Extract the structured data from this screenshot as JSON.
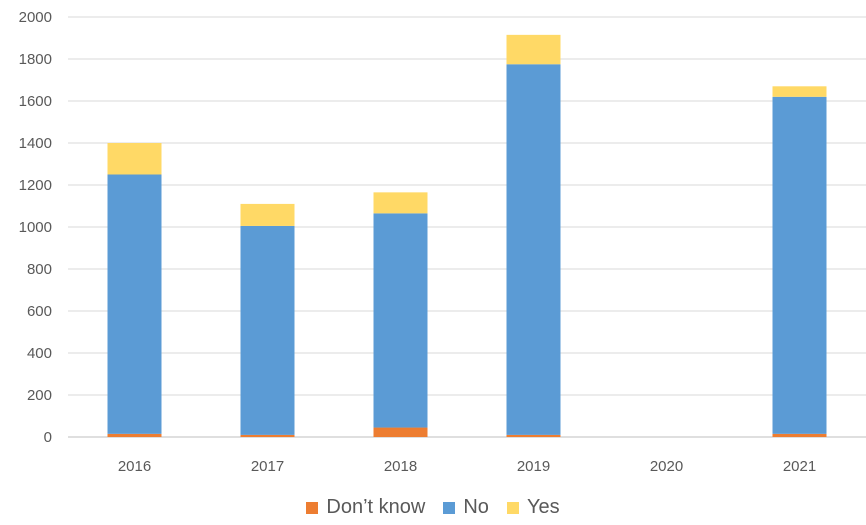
{
  "chart_data": {
    "type": "bar",
    "stacked": true,
    "categories": [
      "2016",
      "2017",
      "2018",
      "2019",
      "2020",
      "2021"
    ],
    "series": [
      {
        "name": "Don’t know",
        "color": "#ED7D31",
        "values": [
          15,
          10,
          45,
          10,
          0,
          15
        ]
      },
      {
        "name": "No",
        "color": "#5B9BD5",
        "values": [
          1235,
          995,
          1020,
          1765,
          0,
          1605
        ]
      },
      {
        "name": "Yes",
        "color": "#FFD966",
        "values": [
          150,
          105,
          100,
          140,
          0,
          50
        ]
      }
    ],
    "ylim": [
      0,
      2000
    ],
    "yticks": [
      "0",
      "200",
      "400",
      "600",
      "800",
      "1000",
      "1200",
      "1400",
      "1600",
      "1800",
      "2000"
    ],
    "grid": true,
    "legend_position": "bottom"
  }
}
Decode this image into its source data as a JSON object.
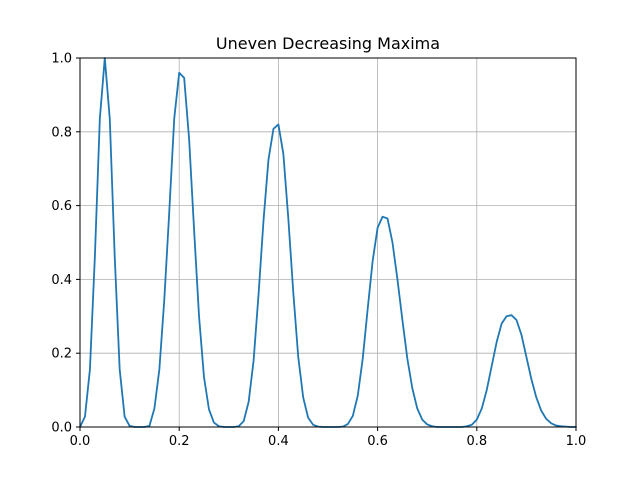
{
  "chart_data": {
    "type": "line",
    "title": "Uneven Decreasing Maxima",
    "xlabel": "",
    "ylabel": "",
    "xlim": [
      0.0,
      1.0
    ],
    "ylim": [
      0.0,
      1.0
    ],
    "x_ticks": [
      "0.0",
      "0.2",
      "0.4",
      "0.6",
      "0.8",
      "1.0"
    ],
    "y_ticks": [
      "0.0",
      "0.2",
      "0.4",
      "0.6",
      "0.8",
      "1.0"
    ],
    "grid": true,
    "legend": "none",
    "series": [
      {
        "color": "#1f77b4",
        "x": [
          0.0,
          0.01,
          0.02,
          0.03,
          0.04,
          0.05,
          0.06,
          0.07,
          0.08,
          0.09,
          0.1,
          0.11,
          0.12,
          0.13,
          0.14,
          0.15,
          0.16,
          0.17,
          0.18,
          0.19,
          0.2,
          0.21,
          0.22,
          0.23,
          0.24,
          0.25,
          0.26,
          0.27,
          0.28,
          0.29,
          0.3,
          0.31,
          0.32,
          0.33,
          0.34,
          0.35,
          0.36,
          0.37,
          0.38,
          0.39,
          0.4,
          0.41,
          0.42,
          0.43,
          0.44,
          0.45,
          0.46,
          0.47,
          0.48,
          0.49,
          0.5,
          0.51,
          0.52,
          0.53,
          0.54,
          0.55,
          0.56,
          0.57,
          0.58,
          0.59,
          0.6,
          0.61,
          0.62,
          0.63,
          0.64,
          0.65,
          0.66,
          0.67,
          0.68,
          0.69,
          0.7,
          0.71,
          0.72,
          0.73,
          0.74,
          0.75,
          0.76,
          0.77,
          0.78,
          0.79,
          0.8,
          0.81,
          0.82,
          0.83,
          0.84,
          0.85,
          0.86,
          0.87,
          0.88,
          0.89,
          0.9,
          0.91,
          0.92,
          0.93,
          0.94,
          0.95,
          0.96,
          0.97,
          0.98,
          0.99,
          1.0
        ],
        "values": [
          0.0,
          0.028,
          0.156,
          0.462,
          0.836,
          1.0,
          0.836,
          0.462,
          0.156,
          0.028,
          0.003,
          0.0,
          0.0,
          0.0,
          0.003,
          0.05,
          0.156,
          0.346,
          0.584,
          0.836,
          0.96,
          0.946,
          0.78,
          0.535,
          0.3,
          0.135,
          0.048,
          0.012,
          0.002,
          0.0,
          0.0,
          0.0,
          0.002,
          0.016,
          0.068,
          0.18,
          0.36,
          0.56,
          0.725,
          0.808,
          0.82,
          0.74,
          0.565,
          0.365,
          0.19,
          0.08,
          0.025,
          0.006,
          0.001,
          0.0,
          0.0,
          0.0,
          0.0,
          0.001,
          0.008,
          0.03,
          0.085,
          0.185,
          0.32,
          0.45,
          0.54,
          0.57,
          0.565,
          0.5,
          0.4,
          0.29,
          0.185,
          0.105,
          0.05,
          0.02,
          0.007,
          0.002,
          0.0,
          0.0,
          0.0,
          0.0,
          0.0,
          0.0,
          0.002,
          0.006,
          0.02,
          0.05,
          0.1,
          0.165,
          0.23,
          0.28,
          0.3,
          0.303,
          0.29,
          0.25,
          0.19,
          0.13,
          0.08,
          0.044,
          0.022,
          0.01,
          0.004,
          0.002,
          0.001,
          0.0,
          0.0
        ]
      }
    ]
  }
}
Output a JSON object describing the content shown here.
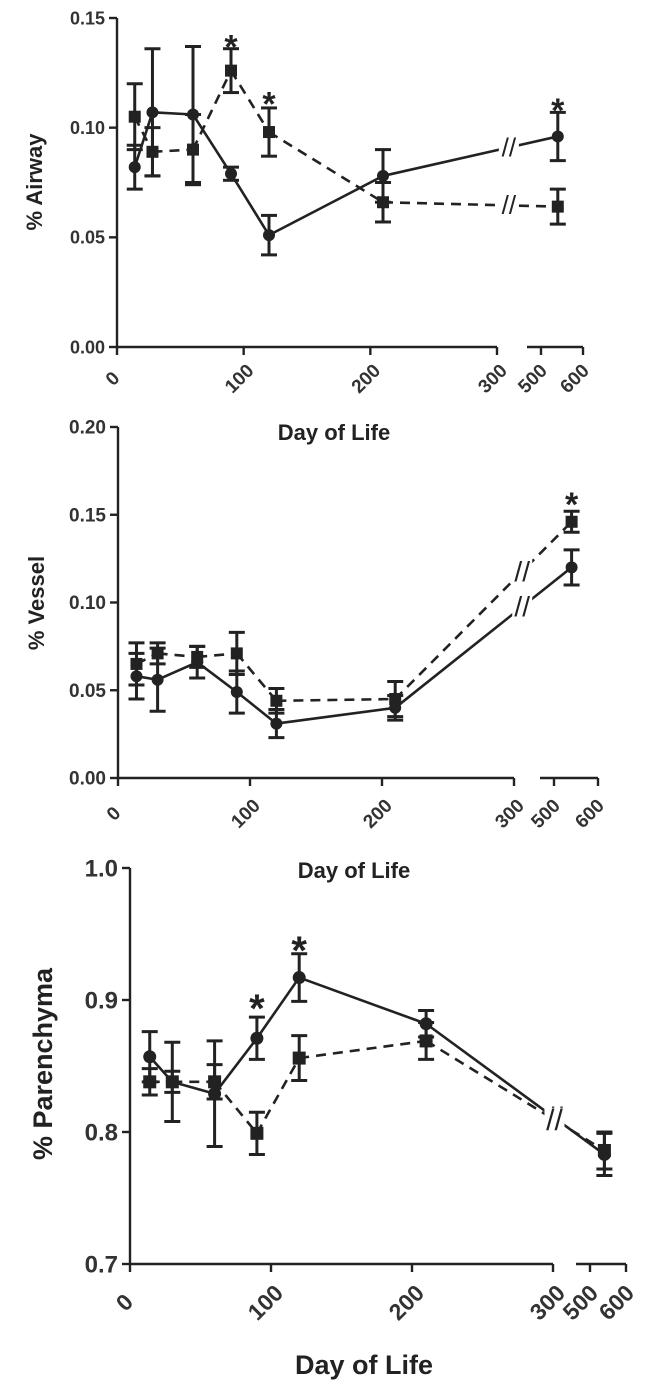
{
  "chart_data": [
    {
      "type": "line",
      "panel": "A",
      "title": "",
      "xlabel": "Day of Life",
      "ylabel": "% Airway",
      "xticks_left": [
        "0",
        "100",
        "200",
        "300"
      ],
      "xticks_right": [
        "500",
        "600"
      ],
      "xlim_left": [
        0,
        300
      ],
      "xlim_right": [
        475,
        600
      ],
      "ylim": [
        0,
        0.15
      ],
      "yticks": [
        "0.00",
        "0.05",
        "0.10",
        "0.15"
      ],
      "grid": false,
      "series": [
        {
          "style": "solid-circle",
          "points": [
            {
              "x": 14,
              "y": 0.082,
              "err": 0.01
            },
            {
              "x": 28,
              "y": 0.107,
              "err": 0.029
            },
            {
              "x": 60,
              "y": 0.106,
              "err": 0.031
            },
            {
              "x": 90,
              "y": 0.079,
              "err": 0.003
            },
            {
              "x": 120,
              "y": 0.051,
              "err": 0.009
            },
            {
              "x": 210,
              "y": 0.078,
              "err": 0.012
            },
            {
              "x": 540,
              "y": 0.096,
              "err": 0.011
            }
          ]
        },
        {
          "style": "dashed-square",
          "points": [
            {
              "x": 14,
              "y": 0.105,
              "err": 0.015
            },
            {
              "x": 28,
              "y": 0.089,
              "err": 0.011
            },
            {
              "x": 60,
              "y": 0.09,
              "err": 0.016
            },
            {
              "x": 90,
              "y": 0.126,
              "err": 0.01
            },
            {
              "x": 120,
              "y": 0.098,
              "err": 0.011
            },
            {
              "x": 210,
              "y": 0.066,
              "err": 0.009
            },
            {
              "x": 540,
              "y": 0.064,
              "err": 0.008
            }
          ]
        }
      ],
      "annotations": [
        {
          "text": "*",
          "x": 90,
          "y": 0.14
        },
        {
          "text": "*",
          "x": 120,
          "y": 0.114
        },
        {
          "text": "*",
          "x": 540,
          "y": 0.111
        }
      ],
      "axis_break_mark": "//"
    },
    {
      "type": "line",
      "panel": "B",
      "title": "",
      "xlabel": "Day of Life",
      "ylabel": "% Vessel",
      "xticks_left": [
        "0",
        "100",
        "200",
        "300"
      ],
      "xticks_right": [
        "500",
        "600"
      ],
      "xlim_left": [
        0,
        300
      ],
      "xlim_right": [
        475,
        600
      ],
      "ylim": [
        0,
        0.2
      ],
      "yticks": [
        "0.00",
        "0.05",
        "0.10",
        "0.15",
        "0.20"
      ],
      "grid": false,
      "series": [
        {
          "style": "solid-circle",
          "points": [
            {
              "x": 14,
              "y": 0.058,
              "err": 0.013
            },
            {
              "x": 30,
              "y": 0.056,
              "err": 0.018
            },
            {
              "x": 60,
              "y": 0.066,
              "err": 0.009
            },
            {
              "x": 90,
              "y": 0.049,
              "err": 0.012
            },
            {
              "x": 120,
              "y": 0.031,
              "err": 0.008
            },
            {
              "x": 210,
              "y": 0.04,
              "err": 0.007
            },
            {
              "x": 540,
              "y": 0.12,
              "err": 0.01
            }
          ]
        },
        {
          "style": "dashed-square",
          "points": [
            {
              "x": 14,
              "y": 0.065,
              "err": 0.012
            },
            {
              "x": 30,
              "y": 0.071,
              "err": 0.006
            },
            {
              "x": 60,
              "y": 0.069,
              "err": 0.006
            },
            {
              "x": 90,
              "y": 0.071,
              "err": 0.012
            },
            {
              "x": 120,
              "y": 0.044,
              "err": 0.007
            },
            {
              "x": 210,
              "y": 0.045,
              "err": 0.01
            },
            {
              "x": 540,
              "y": 0.146,
              "err": 0.006
            }
          ]
        }
      ],
      "annotations": [
        {
          "text": "*",
          "x": 540,
          "y": 0.16
        }
      ],
      "axis_break_mark": "//"
    },
    {
      "type": "line",
      "panel": "C",
      "title": "",
      "xlabel": "Day of Life",
      "ylabel": "% Parenchyma",
      "xticks_left": [
        "0",
        "100",
        "200",
        "300"
      ],
      "xticks_right": [
        "500",
        "600"
      ],
      "xlim_left": [
        0,
        300
      ],
      "xlim_right": [
        475,
        600
      ],
      "ylim": [
        0.7,
        1.0
      ],
      "yticks": [
        "0.7",
        "0.8",
        "0.9",
        "1.0"
      ],
      "grid": false,
      "series": [
        {
          "style": "solid-circle",
          "points": [
            {
              "x": 14,
              "y": 0.857,
              "err": 0.019
            },
            {
              "x": 30,
              "y": 0.838,
              "err": 0.03
            },
            {
              "x": 60,
              "y": 0.829,
              "err": 0.04
            },
            {
              "x": 90,
              "y": 0.871,
              "err": 0.016
            },
            {
              "x": 120,
              "y": 0.917,
              "err": 0.018
            },
            {
              "x": 210,
              "y": 0.882,
              "err": 0.01
            },
            {
              "x": 540,
              "y": 0.783,
              "err": 0.016
            }
          ]
        },
        {
          "style": "dashed-square",
          "points": [
            {
              "x": 14,
              "y": 0.838,
              "err": 0.01
            },
            {
              "x": 30,
              "y": 0.838,
              "err": 0.008
            },
            {
              "x": 60,
              "y": 0.838,
              "err": 0.013
            },
            {
              "x": 90,
              "y": 0.799,
              "err": 0.016
            },
            {
              "x": 120,
              "y": 0.856,
              "err": 0.017
            },
            {
              "x": 210,
              "y": 0.869,
              "err": 0.014
            },
            {
              "x": 540,
              "y": 0.786,
              "err": 0.014
            }
          ]
        }
      ],
      "annotations": [
        {
          "text": "*",
          "x": 90,
          "y": 0.9
        },
        {
          "text": "*",
          "x": 120,
          "y": 0.944
        }
      ],
      "axis_break_mark": "//"
    }
  ]
}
---
• Task directions: Each line that holds the string "object" counts once; give the total and nothing else.

• Exercise response: 2